* BRIEF
Examine the records and identify each line that includes the string "Packet". Copy those lines.

## Start

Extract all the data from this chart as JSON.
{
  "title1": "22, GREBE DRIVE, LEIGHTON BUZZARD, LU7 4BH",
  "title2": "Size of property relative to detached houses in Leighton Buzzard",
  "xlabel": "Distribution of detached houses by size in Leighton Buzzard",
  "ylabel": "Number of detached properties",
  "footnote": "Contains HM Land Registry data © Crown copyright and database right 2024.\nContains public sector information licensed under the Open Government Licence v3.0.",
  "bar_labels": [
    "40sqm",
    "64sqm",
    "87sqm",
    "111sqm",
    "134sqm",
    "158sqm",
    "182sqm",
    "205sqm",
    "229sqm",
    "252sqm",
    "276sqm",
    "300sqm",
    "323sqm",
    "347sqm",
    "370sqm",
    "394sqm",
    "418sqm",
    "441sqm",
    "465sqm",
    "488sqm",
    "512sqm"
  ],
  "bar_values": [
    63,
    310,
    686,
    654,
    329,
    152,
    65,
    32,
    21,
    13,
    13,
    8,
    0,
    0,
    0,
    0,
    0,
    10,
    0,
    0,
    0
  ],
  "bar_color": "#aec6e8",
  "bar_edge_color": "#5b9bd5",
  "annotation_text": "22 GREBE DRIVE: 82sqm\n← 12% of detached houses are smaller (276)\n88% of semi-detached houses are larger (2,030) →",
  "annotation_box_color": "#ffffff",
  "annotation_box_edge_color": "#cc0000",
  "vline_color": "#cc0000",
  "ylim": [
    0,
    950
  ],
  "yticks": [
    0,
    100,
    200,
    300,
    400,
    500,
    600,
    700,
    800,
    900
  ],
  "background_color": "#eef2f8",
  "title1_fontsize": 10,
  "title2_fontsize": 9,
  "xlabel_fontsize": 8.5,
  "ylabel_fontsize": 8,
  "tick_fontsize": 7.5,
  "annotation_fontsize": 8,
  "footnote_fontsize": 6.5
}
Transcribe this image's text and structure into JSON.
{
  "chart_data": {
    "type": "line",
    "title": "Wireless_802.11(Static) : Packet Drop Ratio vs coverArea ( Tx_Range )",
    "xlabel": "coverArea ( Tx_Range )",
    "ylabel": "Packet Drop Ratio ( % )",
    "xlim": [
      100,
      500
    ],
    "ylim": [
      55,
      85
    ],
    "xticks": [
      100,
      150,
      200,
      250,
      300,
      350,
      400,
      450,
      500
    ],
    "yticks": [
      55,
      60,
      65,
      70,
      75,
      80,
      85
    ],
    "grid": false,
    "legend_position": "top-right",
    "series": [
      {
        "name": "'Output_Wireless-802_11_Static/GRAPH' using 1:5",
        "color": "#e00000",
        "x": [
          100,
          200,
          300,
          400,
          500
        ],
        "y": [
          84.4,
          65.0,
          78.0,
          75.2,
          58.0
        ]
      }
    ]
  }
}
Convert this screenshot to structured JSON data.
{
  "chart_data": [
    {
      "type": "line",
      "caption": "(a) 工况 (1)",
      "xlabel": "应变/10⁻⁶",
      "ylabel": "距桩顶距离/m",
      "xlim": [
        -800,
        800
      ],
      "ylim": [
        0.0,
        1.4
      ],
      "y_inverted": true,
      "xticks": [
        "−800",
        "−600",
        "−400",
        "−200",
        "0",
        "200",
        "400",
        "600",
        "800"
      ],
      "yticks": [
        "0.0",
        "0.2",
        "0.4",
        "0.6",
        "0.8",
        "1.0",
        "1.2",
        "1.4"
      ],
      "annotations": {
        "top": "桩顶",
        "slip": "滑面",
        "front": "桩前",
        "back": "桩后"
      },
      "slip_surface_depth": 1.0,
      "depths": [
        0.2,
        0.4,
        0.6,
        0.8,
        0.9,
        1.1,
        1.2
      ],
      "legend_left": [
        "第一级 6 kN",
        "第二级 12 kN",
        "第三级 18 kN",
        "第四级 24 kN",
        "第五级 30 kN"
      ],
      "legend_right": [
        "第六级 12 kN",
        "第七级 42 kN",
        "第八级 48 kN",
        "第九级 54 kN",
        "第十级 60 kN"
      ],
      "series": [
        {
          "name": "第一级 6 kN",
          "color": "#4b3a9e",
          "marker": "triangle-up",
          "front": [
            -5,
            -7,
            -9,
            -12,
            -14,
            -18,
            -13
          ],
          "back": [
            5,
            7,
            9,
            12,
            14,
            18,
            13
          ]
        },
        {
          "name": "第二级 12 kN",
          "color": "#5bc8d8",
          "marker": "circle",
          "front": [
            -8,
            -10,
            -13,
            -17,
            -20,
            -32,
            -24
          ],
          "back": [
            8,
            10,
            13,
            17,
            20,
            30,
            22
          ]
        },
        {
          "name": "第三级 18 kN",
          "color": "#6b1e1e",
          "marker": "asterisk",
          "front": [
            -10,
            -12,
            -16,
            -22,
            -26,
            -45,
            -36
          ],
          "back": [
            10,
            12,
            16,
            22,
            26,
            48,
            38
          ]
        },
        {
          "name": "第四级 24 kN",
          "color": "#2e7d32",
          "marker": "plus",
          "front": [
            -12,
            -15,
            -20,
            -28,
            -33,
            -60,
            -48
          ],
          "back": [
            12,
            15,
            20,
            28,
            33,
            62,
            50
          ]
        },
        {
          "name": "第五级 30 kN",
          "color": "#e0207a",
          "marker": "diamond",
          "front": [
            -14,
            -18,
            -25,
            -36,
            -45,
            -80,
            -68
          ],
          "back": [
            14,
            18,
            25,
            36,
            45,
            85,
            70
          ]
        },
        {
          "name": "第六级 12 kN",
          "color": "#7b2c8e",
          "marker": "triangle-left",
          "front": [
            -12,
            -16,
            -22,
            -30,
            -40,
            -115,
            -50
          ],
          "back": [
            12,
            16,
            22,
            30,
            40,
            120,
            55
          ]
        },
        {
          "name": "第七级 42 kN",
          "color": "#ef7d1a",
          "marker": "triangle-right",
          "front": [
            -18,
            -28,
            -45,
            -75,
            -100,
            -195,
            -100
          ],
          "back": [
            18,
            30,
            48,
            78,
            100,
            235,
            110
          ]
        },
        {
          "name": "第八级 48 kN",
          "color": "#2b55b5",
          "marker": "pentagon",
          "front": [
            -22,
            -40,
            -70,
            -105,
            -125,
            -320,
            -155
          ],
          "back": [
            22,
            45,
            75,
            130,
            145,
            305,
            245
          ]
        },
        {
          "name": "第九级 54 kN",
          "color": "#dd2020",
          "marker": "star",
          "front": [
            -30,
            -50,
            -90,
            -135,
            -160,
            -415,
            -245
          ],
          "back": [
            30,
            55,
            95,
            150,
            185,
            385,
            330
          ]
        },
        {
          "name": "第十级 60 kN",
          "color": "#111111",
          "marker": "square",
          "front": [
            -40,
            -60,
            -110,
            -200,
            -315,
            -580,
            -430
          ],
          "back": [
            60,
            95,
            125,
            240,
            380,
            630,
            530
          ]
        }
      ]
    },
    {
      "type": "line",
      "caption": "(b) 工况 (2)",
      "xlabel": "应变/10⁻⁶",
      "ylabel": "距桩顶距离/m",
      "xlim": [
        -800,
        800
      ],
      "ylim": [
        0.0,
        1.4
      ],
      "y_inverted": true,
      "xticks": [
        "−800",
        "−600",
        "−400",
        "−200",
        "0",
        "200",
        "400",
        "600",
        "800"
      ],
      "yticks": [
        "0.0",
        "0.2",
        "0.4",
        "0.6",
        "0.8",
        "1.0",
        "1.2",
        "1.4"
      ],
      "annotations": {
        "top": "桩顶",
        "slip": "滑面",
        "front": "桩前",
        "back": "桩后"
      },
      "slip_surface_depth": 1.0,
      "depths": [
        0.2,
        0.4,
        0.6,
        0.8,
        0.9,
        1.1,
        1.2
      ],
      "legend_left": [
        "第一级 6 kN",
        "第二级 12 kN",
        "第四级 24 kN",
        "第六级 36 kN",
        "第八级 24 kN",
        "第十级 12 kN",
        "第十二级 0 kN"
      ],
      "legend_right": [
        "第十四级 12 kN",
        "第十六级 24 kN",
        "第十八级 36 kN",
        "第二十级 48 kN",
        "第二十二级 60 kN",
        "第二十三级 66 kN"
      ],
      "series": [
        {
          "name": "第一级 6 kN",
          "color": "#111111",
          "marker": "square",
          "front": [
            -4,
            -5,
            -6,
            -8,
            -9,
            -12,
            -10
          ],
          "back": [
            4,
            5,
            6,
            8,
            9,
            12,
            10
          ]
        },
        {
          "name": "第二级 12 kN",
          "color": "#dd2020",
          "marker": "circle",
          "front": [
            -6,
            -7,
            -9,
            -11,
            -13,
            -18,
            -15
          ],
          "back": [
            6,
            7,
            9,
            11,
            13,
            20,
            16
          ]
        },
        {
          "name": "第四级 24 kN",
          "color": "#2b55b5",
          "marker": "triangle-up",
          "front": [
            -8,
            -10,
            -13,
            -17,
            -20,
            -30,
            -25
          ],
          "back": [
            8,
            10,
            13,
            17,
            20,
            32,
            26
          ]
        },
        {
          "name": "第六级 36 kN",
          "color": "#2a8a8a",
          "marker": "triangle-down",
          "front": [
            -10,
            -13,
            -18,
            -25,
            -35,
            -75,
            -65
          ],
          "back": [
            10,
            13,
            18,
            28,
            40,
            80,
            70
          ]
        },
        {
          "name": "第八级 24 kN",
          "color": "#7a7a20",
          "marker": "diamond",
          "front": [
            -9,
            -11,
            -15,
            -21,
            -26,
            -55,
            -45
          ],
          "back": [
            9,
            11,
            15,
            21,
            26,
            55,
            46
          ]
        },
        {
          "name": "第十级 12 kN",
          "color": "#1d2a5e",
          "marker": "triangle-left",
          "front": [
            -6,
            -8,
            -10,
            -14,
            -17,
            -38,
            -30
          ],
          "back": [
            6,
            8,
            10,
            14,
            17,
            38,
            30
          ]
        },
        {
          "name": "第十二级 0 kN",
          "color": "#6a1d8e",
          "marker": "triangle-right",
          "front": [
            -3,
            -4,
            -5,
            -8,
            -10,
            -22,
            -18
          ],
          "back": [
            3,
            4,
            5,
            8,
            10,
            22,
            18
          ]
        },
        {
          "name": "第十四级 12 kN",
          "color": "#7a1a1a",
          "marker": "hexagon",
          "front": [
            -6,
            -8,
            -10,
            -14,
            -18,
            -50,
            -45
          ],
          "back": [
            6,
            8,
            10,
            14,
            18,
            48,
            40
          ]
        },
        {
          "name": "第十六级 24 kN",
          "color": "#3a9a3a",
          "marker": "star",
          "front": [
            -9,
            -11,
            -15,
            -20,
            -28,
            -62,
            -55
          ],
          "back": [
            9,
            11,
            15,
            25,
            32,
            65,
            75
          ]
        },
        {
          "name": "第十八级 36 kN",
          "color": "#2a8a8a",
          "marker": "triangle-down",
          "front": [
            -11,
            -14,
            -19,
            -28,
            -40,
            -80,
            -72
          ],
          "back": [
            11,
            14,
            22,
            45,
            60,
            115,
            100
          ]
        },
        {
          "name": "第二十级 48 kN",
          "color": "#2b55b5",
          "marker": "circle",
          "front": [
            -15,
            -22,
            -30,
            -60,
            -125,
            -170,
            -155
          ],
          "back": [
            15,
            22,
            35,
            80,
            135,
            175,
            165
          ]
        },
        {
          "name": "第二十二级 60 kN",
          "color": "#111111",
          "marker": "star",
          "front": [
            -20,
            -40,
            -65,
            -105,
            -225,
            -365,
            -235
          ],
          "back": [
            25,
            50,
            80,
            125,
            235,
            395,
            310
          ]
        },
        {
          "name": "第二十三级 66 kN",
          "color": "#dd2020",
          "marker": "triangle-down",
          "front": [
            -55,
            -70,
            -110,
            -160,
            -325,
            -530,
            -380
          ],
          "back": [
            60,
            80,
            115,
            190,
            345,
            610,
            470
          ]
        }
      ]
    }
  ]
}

## End

* WRITTEN RESPONSE
    "title": "Wireless_802.11(Static) : Packet Drop Ratio vs coverArea ( Tx_Range )",
    "ylabel": "Packet Drop Ratio ( % )",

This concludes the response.